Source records
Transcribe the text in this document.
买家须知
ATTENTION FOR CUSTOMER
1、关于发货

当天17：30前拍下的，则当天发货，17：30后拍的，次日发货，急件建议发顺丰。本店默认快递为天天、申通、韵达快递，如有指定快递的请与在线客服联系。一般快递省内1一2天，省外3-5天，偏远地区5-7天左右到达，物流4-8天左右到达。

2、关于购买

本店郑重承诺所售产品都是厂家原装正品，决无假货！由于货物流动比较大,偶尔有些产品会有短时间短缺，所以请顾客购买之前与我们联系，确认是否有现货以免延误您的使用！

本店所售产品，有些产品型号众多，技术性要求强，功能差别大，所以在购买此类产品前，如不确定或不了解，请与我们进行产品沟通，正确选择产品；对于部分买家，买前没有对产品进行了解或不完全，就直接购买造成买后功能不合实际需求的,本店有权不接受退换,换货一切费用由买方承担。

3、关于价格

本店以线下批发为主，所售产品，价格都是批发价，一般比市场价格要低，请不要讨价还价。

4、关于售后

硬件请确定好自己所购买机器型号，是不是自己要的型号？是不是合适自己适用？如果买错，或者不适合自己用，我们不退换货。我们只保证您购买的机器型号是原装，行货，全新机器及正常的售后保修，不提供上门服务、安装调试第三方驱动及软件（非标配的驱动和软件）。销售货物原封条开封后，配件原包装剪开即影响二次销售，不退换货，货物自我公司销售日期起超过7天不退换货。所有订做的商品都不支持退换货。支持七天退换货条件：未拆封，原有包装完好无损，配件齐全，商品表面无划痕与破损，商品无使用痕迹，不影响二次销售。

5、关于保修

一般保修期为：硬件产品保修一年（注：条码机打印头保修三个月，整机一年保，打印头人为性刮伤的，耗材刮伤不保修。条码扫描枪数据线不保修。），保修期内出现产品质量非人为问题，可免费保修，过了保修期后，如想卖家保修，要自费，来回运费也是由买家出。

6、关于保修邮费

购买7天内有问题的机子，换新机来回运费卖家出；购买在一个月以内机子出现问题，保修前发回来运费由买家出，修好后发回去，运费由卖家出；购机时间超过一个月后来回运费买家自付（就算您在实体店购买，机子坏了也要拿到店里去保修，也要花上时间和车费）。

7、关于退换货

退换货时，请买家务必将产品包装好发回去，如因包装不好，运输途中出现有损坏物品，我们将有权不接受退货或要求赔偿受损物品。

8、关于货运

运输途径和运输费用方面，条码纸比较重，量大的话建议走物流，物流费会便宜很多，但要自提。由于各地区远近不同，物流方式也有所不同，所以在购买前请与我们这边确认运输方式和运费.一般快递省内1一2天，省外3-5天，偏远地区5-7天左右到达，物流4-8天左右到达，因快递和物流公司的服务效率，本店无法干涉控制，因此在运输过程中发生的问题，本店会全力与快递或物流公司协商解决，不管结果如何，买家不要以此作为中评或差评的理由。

■ STATED EXERCISE ■
Extract all the material, leaving every line as it is.

■ THE SOLUTION ■
Transcribe the text in this document.
买家须知
ATTENTION FOR CUSTOMER
1、关于发货

当天17：30前拍下的，则当天发货，17：30后拍的，次日发货，急件建议发顺丰。本店默认快递为天天、申通、韵达快递，如有指定快递的请与在线客服联系。一般快递省内1一2天，省外3-5天，偏远地区5-7天左右到达，物流4-8天左右到达。

2、关于购买

本店郑重承诺所售产品都是厂家原装正品，决无假货！由于货物流动比较大,偶尔有些产品会有短时间短缺，所以请顾客购买之前与我们联系，确认是否有现货以免延误您的使用！

本店所售产品，有些产品型号众多，技术性要求强，功能差别大，所以在购买此类产品前，如不确定或不了解，请与我们进行产品沟通，正确选择产品；对于部分买家，买前没有对产品进行了解或不完全，就直接购买造成买后功能不合实际需求的,本店有权不接受退换,换货一切费用由买方承担。

3、关于价格

本店以线下批发为主，所售产品，价格都是批发价，一般比市场价格要低，请不要讨价还价。

4、关于售后

硬件请确定好自己所购买机器型号，是不是自己要的型号？是不是合适自己适用？如果买错，或者不适合自己用，我们不退换货。我们只保证您购买的机器型号是原装，行货，全新机器及正常的售后保修，不提供上门服务、安装调试第三方驱动及软件（非标配的驱动和软件）。销售货物原封条开封后，配件原包装剪开即影响二次销售，不退换货，货物自我公司销售日期起超过7天不退换货。所有订做的商品都不支持退换货。支持七天退换货条件：未拆封，原有包装完好无损，配件齐全，商品表面无划痕与破损，商品无使用痕迹，不影响二次销售。

5、关于保修

一般保修期为：硬件产品保修一年（注：条码机打印头保修三个月，整机一年保，打印头人为性刮伤的，耗材刮伤不保修。条码扫描枪数据线不保修。），保修期内出现产品质量非人为问题，可免费保修，过了保修期后，如想卖家保修，要自费，来回运费也是由买家出。

6、关于保修邮费

购买7天内有问题的机子，换新机来回运费卖家出；购买在一个月以内机子出现问题，保修前发回来运费由买家出，修好后发回去，运费由卖家出；购机时间超过一个月后来回运费买家自付（就算您在实体店购买，机子坏了也要拿到店里去保修，也要花上时间和车费）。

7、关于退换货

退换货时，请买家务必将产品包装好发回去，如因包装不好，运输途中出现有损坏物品，我们将有权不接受退货或要求赔偿受损物品。

8、关于货运

运输途径和运输费用方面，条码纸比较重，量大的话建议走物流，物流费会便宜很多，但要自提。由于各地区远近不同，物流方式也有所不同，所以在购买前请与我们这边确认运输方式和运费.一般快递省内1一2天，省外3-5天，偏远地区5-7天左右到达，物流4-8天左右到达，因快递和物流公司的服务效率，本店无法干涉控制，因此在运输过程中发生的问题，本店会全力与快递或物流公司协商解决，不管结果如何，买家不要以此作为中评或差评的理由。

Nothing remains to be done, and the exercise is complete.